Extracts from a graphics dataset:
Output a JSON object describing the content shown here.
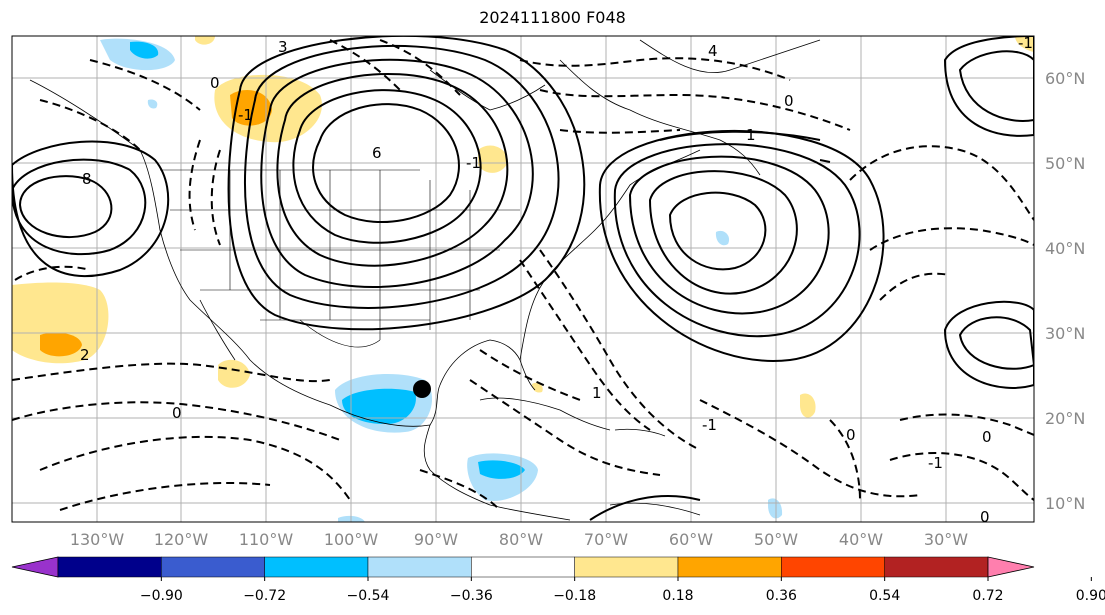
{
  "title": "2024111800 F048",
  "map": {
    "lon_labels": [
      "130°W",
      "120°W",
      "110°W",
      "100°W",
      "90°W",
      "80°W",
      "70°W",
      "60°W",
      "50°W",
      "40°W",
      "30°W"
    ],
    "lat_labels": [
      "60°N",
      "50°N",
      "40°N",
      "30°N",
      "20°N",
      "10°N"
    ],
    "contour_labels": [
      "0",
      "1",
      "-1",
      "2",
      "3",
      "4",
      "6",
      "8",
      "-1",
      "0",
      "0",
      "-1",
      "0",
      "0",
      "-1",
      "1",
      "-1",
      "0"
    ],
    "marker": "storm-center-dot"
  },
  "colorbar": {
    "ticks": [
      "−0.90",
      "−0.72",
      "−0.54",
      "−0.36",
      "−0.18",
      "0.18",
      "0.36",
      "0.54",
      "0.72",
      "0.90"
    ],
    "colors": [
      "#9932cc",
      "#00008b",
      "#3a5ccf",
      "#00bfff",
      "#b0e0fa",
      "#ffffff",
      "#ffe78f",
      "#ffa500",
      "#ff4500",
      "#b22222",
      "#ff7fae"
    ]
  }
}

The exercise:
Reproduce the records verbatim, omitting all images they contain.

Correct output:
Output a JSON object describing the content shown here.
{
  "title": "2024111800 F048",
  "map": {
    "lon_labels": [
      "130°W",
      "120°W",
      "110°W",
      "100°W",
      "90°W",
      "80°W",
      "70°W",
      "60°W",
      "50°W",
      "40°W",
      "30°W"
    ],
    "lat_labels": [
      "60°N",
      "50°N",
      "40°N",
      "30°N",
      "20°N",
      "10°N"
    ],
    "contour_labels": [
      "0",
      "1",
      "-1",
      "2",
      "3",
      "4",
      "6",
      "8",
      "-1",
      "0",
      "0",
      "-1",
      "0",
      "0",
      "-1",
      "1",
      "-1",
      "0"
    ],
    "marker": "storm-center-dot"
  },
  "colorbar": {
    "ticks": [
      "−0.90",
      "−0.72",
      "−0.54",
      "−0.36",
      "−0.18",
      "0.18",
      "0.36",
      "0.54",
      "0.72",
      "0.90"
    ],
    "colors": [
      "#9932cc",
      "#00008b",
      "#3a5ccf",
      "#00bfff",
      "#b0e0fa",
      "#ffffff",
      "#ffe78f",
      "#ffa500",
      "#ff4500",
      "#b22222",
      "#ff7fae"
    ]
  }
}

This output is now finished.